§ BRIEF
Pictures stay out of the copy; restate everything else in the material exactly.

= = =

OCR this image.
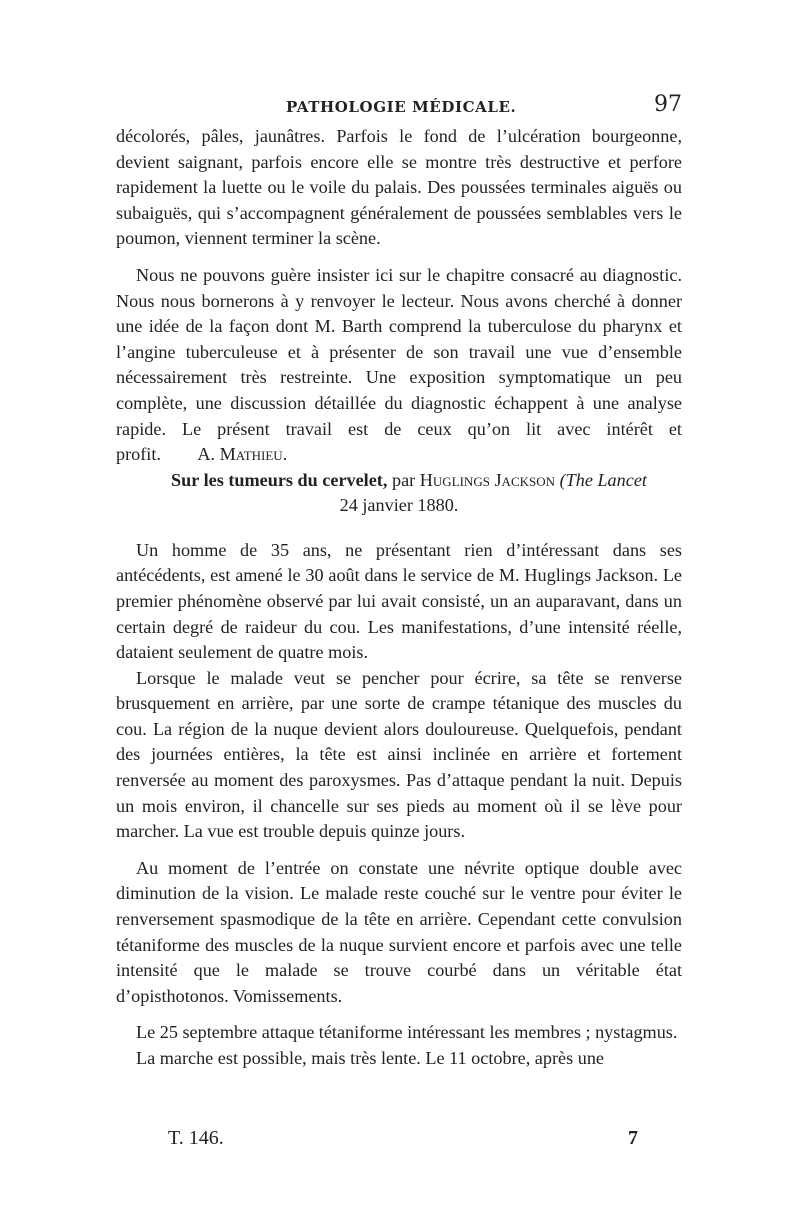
PATHOLOGIE MÉDICALE.	97

décolorés, pâles, jaunâtres. Parfois le fond de l’ulcération bourgeonne, devient saignant, parfois encore elle se montre très destructive et perfore rapidement la luette ou le voile du palais. Des poussées terminales aiguës ou subaiguës, qui s’accompagnent généralement de poussées semblables vers le poumon, viennent terminer la scène.

Nous ne pouvons guère insister ici sur le chapitre consacré au diagnostic. Nous nous bornerons à y renvoyer le lecteur. Nous avons cherché à donner une idée de la façon dont M. Barth comprend la tuberculose du pharynx et l’angine tuberculeuse et à présenter de son travail une vue d’ensemble nécessairement très restreinte. Une exposition symptomatique un peu complète, une discussion détaillée du diagnostic échappent à une analyse rapide. Le présent travail est de ceux qu’on lit avec intérêt et profit. A. Mathieu.

Sur les tumeurs du cervelet, par Huglings Jackson (The Lancet
24 janvier 1880.

Un homme de 35 ans, ne présentant rien d’intéressant dans ses antécédents, est amené le 30 août dans le service de M. Huglings Jackson. Le premier phénomène observé par lui avait consisté, un an auparavant, dans un certain degré de raideur du cou. Les manifestations, d’une intensité réelle, dataient seulement de quatre mois.

Lorsque le malade veut se pencher pour écrire, sa tête se renverse brusquement en arrière, par une sorte de crampe tétanique des muscles du cou. La région de la nuque devient alors douloureuse. Quelquefois, pendant des journées entières, la tête est ainsi inclinée en arrière et fortement renversée au moment des paroxysmes. Pas d’attaque pendant la nuit. Depuis un mois environ, il chancelle sur ses pieds au moment où il se lève pour marcher. La vue est trouble depuis quinze jours.

Au moment de l’entrée on constate une névrite optique double avec diminution de la vision. Le malade reste couché sur le ventre pour éviter le renversement spasmodique de la tête en arrière. Cependant cette convulsion tétaniforme des muscles de la nuque survient encore et parfois avec une telle intensité que le malade se trouve courbé dans un véritable état d’opisthotonos. Vomissements.

Le 25 septembre attaque tétaniforme intéressant les membres ; nystagmus.

La marche est possible, mais très lente. Le 11 octobre, après une

T. 146.	7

= = =

§ TASK OUTPUT
OCR this image.
PATHOLOGIE MÉDICALE.	97

décolorés, pâles, jaunâtres. Parfois le fond de l’ulcération bourgeonne, devient saignant, parfois encore elle se montre très destructive et perfore rapidement la luette ou le voile du palais. Des poussées terminales aiguës ou subaiguës, qui s’accompagnent généralement de poussées semblables vers le poumon, viennent terminer la scène.

Nous ne pouvons guère insister ici sur le chapitre consacré au diagnostic. Nous nous bornerons à y renvoyer le lecteur. Nous avons cherché à donner une idée de la façon dont M. Barth comprend la tuberculose du pharynx et l’angine tuberculeuse et à présenter de son travail une vue d’ensemble nécessairement très restreinte. Une exposition symptomatique un peu complète, une discussion détaillée du diagnostic échappent à une analyse rapide. Le présent travail est de ceux qu’on lit avec intérêt et profit. A. Mathieu.

Sur les tumeurs du cervelet, par Huglings Jackson (The Lancet
24 janvier 1880.

Un homme de 35 ans, ne présentant rien d’intéressant dans ses antécédents, est amené le 30 août dans le service de M. Huglings Jackson. Le premier phénomène observé par lui avait consisté, un an auparavant, dans un certain degré de raideur du cou. Les manifestations, d’une intensité réelle, dataient seulement de quatre mois.

Lorsque le malade veut se pencher pour écrire, sa tête se renverse brusquement en arrière, par une sorte de crampe tétanique des muscles du cou. La région de la nuque devient alors douloureuse. Quelquefois, pendant des journées entières, la tête est ainsi inclinée en arrière et fortement renversée au moment des paroxysmes. Pas d’attaque pendant la nuit. Depuis un mois environ, il chancelle sur ses pieds au moment où il se lève pour marcher. La vue est trouble depuis quinze jours.

Au moment de l’entrée on constate une névrite optique double avec diminution de la vision. Le malade reste couché sur le ventre pour éviter le renversement spasmodique de la tête en arrière. Cependant cette convulsion tétaniforme des muscles de la nuque survient encore et parfois avec une telle intensité que le malade se trouve courbé dans un véritable état d’opisthotonos. Vomissements.

Le 25 septembre attaque tétaniforme intéressant les membres ; nystagmus.

La marche est possible, mais très lente. Le 11 octobre, après une

T. 146.	7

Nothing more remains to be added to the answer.